How to complete this task: From the USENET certificates message below, list every word that appears inside double quotation marks, in the order they occur.

From: Brad Templeton (brad@templetons.com)
Date: Wed Oct 17 2001 - 13:31:39 CDT
On Wed, Oct 17, 2001 at 10:00:25AM +0000, Charles Lindsey wrote:
> In <20011016121428.D19909@main.templetons.com> Brad Templeton <brad@templetons.com> writes:
>
>
> >On Tue, Oct 16, 2001 at 09:35:54AM +0000, Charles Lindsey wrote:
>
> So if A certifies that this obscure injecting site in Tibet is indeed who
> it claims to be, and if B certifies that the obscure certifier A is indeed
> a competent certifiers whose certificates ought to be believed, and if C
> (who is a well-known-worldwide certifiers who claims that _everybody_
> should trust him) certifies that B is OK (that's a chain of 4
> certificates), and if NONE of them keep any records as to whom they have
> certified, or the evidence they based their certification on, then how can
> they even contemplate renewal of the certificates when they expire?
You can't renew a certificate _after_ it expires without going through
a repeat of the certification process. You renew a certificate before
it expires automatically if there are no known problems with the
certificate. You don't need to keep track of the certified, but you
do need to keep track of revoked certificates, of course. (Not just
the CAs, actually, but every site.)
You don't renew the revoked certificate.
USENET is based on trust and volunteerism. The main goal in securing it
is not to distrust everybody, but to be able to prevent abuse.
A USENET system would on the whole try to give the benefit of the doubt,
a presumption of good will to anybody willing to volunteer to manage
something on the net. However, the difference is certificates give
the power to take that away.
For most of its history, USENET had no security and today it has just
a little. Remakably, the "approved" header even still works far more than
I would ever expect, though spam in moderated groups is increasing.
Now you still make secure what you can readily make secure, and you
don't deliberately leave holes behind because of laziness. But you
do leave "holes" behind when it comes to trusting people, because you
can always revoke the trust.
> Clearly, they are all incompetent, which means that no site is likely to
> trust any of them. Certainly I wouldn't. And in such a lax regime, how
> easy would it be for Hipcrime to get a plausible looking certificate?
A certificate to do what?
You ask for more trust, more quality on certificates that do more
powerful things. I would expect certificates of root power over an
entire hiearchy would be quite carefully allocated and scrutinized.
I expect lesser scrutiny as you go down the line.
As I have noted, for the certificate that lets you post and cancel as
a given domain, I think the same security used to control ownership of
the domains by domain registrars is clearly all we want to do, since if
they can hijack the domain, the ability to forge or cancel a usenet
posting is the least of worries.
Note as well that I strongly advocate that everywhere it's easy to do,
each operation on USENET have an "undo". In effect "cancel" is an undo
for posting. I recommend "uncancel" be added to the control message
list. Of course, reposting is sort of an undo for cancel but it
sends the messages out of order, and people end up reading them twice, and
threads are broken unless there is really, really good supersedes management.

Entries shown:

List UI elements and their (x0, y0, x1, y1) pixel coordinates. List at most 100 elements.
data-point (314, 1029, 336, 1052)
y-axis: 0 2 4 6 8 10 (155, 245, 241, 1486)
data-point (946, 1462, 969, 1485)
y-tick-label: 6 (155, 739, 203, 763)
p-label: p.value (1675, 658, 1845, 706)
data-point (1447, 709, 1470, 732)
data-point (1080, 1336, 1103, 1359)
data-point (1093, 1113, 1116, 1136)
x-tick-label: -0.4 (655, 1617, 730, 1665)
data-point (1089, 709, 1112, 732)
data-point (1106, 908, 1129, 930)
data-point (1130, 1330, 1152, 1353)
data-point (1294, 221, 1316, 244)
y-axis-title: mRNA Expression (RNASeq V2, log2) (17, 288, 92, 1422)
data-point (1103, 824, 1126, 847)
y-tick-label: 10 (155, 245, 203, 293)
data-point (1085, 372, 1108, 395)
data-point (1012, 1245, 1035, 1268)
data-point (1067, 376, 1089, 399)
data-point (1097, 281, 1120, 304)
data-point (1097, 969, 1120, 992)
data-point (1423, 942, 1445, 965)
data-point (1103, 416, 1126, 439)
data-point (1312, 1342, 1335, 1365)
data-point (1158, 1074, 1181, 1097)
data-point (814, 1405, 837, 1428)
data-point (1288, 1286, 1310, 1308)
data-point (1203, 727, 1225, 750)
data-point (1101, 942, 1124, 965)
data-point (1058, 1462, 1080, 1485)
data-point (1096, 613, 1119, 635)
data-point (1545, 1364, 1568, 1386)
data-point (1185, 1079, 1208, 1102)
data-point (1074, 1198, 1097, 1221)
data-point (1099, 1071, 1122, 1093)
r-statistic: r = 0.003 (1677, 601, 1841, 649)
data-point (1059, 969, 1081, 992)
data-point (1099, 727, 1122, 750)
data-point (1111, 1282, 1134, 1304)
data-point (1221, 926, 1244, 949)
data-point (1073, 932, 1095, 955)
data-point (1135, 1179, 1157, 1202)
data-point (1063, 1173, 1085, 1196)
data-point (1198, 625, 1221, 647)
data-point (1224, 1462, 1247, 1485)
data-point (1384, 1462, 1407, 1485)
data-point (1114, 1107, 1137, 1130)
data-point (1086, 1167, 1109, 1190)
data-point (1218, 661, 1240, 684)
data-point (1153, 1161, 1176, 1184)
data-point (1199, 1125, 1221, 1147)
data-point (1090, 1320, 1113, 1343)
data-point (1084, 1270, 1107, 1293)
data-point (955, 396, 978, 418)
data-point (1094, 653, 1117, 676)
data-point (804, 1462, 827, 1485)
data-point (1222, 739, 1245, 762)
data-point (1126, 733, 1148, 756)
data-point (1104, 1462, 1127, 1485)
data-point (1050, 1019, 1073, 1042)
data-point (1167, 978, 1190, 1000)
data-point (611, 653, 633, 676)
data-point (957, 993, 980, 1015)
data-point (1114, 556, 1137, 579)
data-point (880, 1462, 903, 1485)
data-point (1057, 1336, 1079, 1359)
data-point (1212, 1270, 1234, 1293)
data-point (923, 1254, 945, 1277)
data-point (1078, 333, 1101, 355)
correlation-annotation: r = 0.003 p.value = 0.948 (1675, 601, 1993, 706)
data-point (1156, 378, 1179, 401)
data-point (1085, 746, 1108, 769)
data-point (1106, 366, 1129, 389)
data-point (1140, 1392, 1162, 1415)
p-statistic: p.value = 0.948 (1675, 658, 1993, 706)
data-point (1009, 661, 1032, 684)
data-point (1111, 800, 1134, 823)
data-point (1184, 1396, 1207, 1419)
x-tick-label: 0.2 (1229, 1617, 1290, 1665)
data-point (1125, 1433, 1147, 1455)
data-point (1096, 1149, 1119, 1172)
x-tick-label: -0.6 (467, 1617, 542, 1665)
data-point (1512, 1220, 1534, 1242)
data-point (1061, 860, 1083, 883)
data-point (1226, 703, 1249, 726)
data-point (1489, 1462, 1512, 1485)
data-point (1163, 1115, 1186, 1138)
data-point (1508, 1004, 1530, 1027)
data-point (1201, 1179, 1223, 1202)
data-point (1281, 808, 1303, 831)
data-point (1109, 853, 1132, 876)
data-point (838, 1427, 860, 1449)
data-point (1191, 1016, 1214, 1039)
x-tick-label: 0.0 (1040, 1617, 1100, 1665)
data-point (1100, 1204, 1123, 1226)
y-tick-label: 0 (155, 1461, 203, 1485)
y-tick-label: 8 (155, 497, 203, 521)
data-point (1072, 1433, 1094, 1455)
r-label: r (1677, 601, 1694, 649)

Task response: "approved", "holes", "undo", "cancel", "uncancel"